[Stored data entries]

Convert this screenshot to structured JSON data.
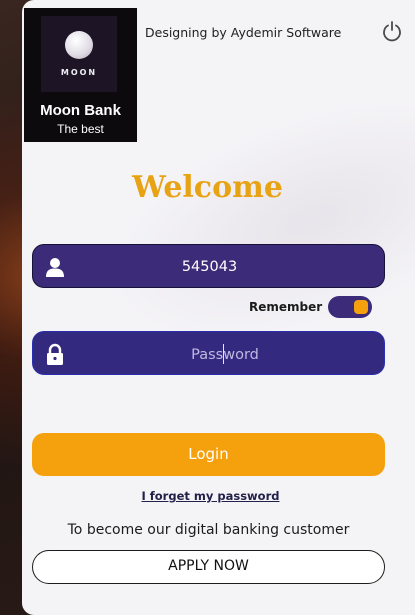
{
  "brand": {
    "logo_text": "MOON",
    "name": "Moon Bank",
    "tagline": "The best"
  },
  "header": {
    "designer_credit": "Designing by Aydemir Software",
    "power_icon": "power-icon"
  },
  "welcome": "Welcome",
  "login_form": {
    "customer_number_value": "545043",
    "user_icon": "user-icon",
    "password_placeholder": "Password",
    "lock_icon": "lock-icon",
    "remember_label": "Remember",
    "remember_on": true,
    "login_label": "Login",
    "forgot_password_label": "I forget my password"
  },
  "signup": {
    "prompt": "To become our digital banking customer",
    "apply_label": "APPLY NOW"
  },
  "colors": {
    "accent_orange": "#f4a10d",
    "welcome_gold": "#e8a315",
    "field_purple": "#3c2b78",
    "logo_background": "#0c0a0d"
  }
}
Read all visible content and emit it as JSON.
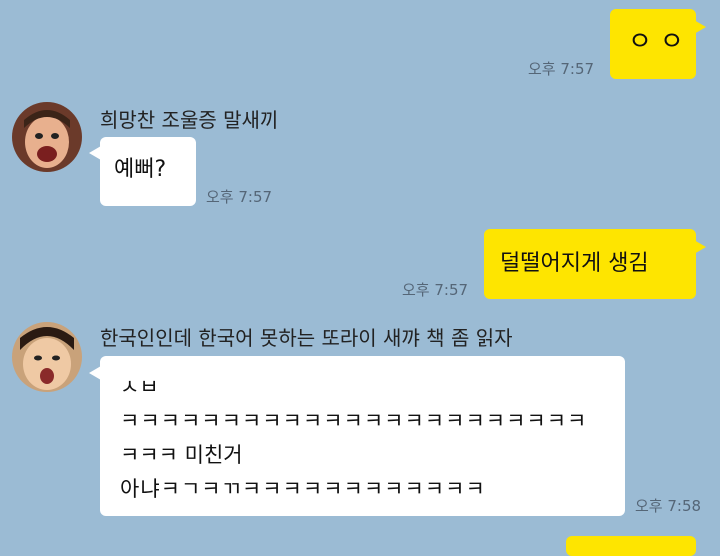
{
  "colors": {
    "background": "#9bbbd4",
    "my_bubble": "#fee500",
    "their_bubble": "#ffffff"
  },
  "messages": [
    {
      "sender": "me",
      "text": "ㅇㅇ",
      "time": "오후 7:57"
    },
    {
      "sender": "희망찬 조울증 말새끼",
      "avatar": "avatar-face",
      "text": "예뻐?",
      "time": "오후 7:57"
    },
    {
      "sender": "me",
      "text": "덜떨어지게 생김",
      "time": "오후 7:57"
    },
    {
      "sender": "한국인인데 한국어 못하는 또라이 새꺄 책 좀 읽자",
      "avatar": "avatar-face",
      "lines": [
        "ㅅㅂ",
        "ㅋㅋㅋㅋㅋㅋㅋㅋㅋㅋㅋㅋㅋㅋㅋㅋㅋㅋㅋㅋㅋㅋㅋ",
        "ㅋㅋㅋ 미친거",
        "아냐ㅋㄱㅋㄲㅋㅋㅋㅋㅋㅋㅋㅋㅋㅋㅋㅋ"
      ],
      "time": "오후 7:58"
    }
  ]
}
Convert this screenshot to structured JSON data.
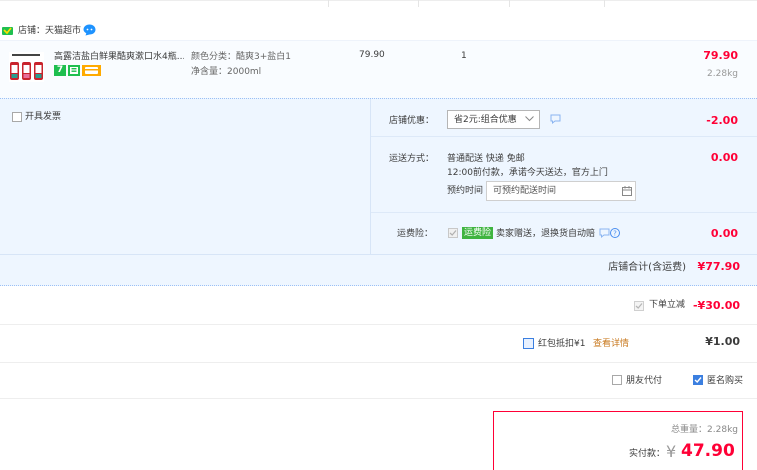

■ GOAL ■
Leave out the pictures and output every record above precisely as given.

■ TASK RESPONSE ■
Convert this screenshot to structured JSON data.
{
  "brand": {
    "logo_text": "MOON",
    "name": "Moon Bank",
    "tagline": "The best"
  },
  "header": {
    "designer_credit": "Designing by Aydemir Software",
    "power_icon": "power-icon"
  },
  "welcome": "Welcome",
  "login_form": {
    "customer_number_value": "545043",
    "user_icon": "user-icon",
    "password_placeholder": "Password",
    "lock_icon": "lock-icon",
    "remember_label": "Remember",
    "remember_on": true,
    "login_label": "Login",
    "forgot_password_label": "I forget my password"
  },
  "signup": {
    "prompt": "To become our digital banking customer",
    "apply_label": "APPLY NOW"
  },
  "colors": {
    "accent_orange": "#f4a10d",
    "welcome_gold": "#e8a315",
    "field_purple": "#3c2b78",
    "logo_background": "#0c0a0d"
  }
}
Read all visible content and emit it as JSON.
{
  "colors": {
    "background": "#9bbbd4",
    "my_bubble": "#fee500",
    "their_bubble": "#ffffff"
  },
  "messages": [
    {
      "sender": "me",
      "text": "ㅇㅇ",
      "time": "오후 7:57"
    },
    {
      "sender": "희망찬 조울증 말새끼",
      "avatar": "avatar-face",
      "text": "예뻐?",
      "time": "오후 7:57"
    },
    {
      "sender": "me",
      "text": "덜떨어지게 생김",
      "time": "오후 7:57"
    },
    {
      "sender": "한국인인데 한국어 못하는 또라이 새꺄 책 좀 읽자",
      "avatar": "avatar-face",
      "lines": [
        "ㅅㅂ",
        "ㅋㅋㅋㅋㅋㅋㅋㅋㅋㅋㅋㅋㅋㅋㅋㅋㅋㅋㅋㅋㅋㅋㅋ",
        "ㅋㅋㅋ 미친거",
        "아냐ㅋㄱㅋㄲㅋㅋㅋㅋㅋㅋㅋㅋㅋㅋㅋㅋ"
      ],
      "time": "오후 7:58"
    }
  ]
}
Convert this screenshot to structured JSON data.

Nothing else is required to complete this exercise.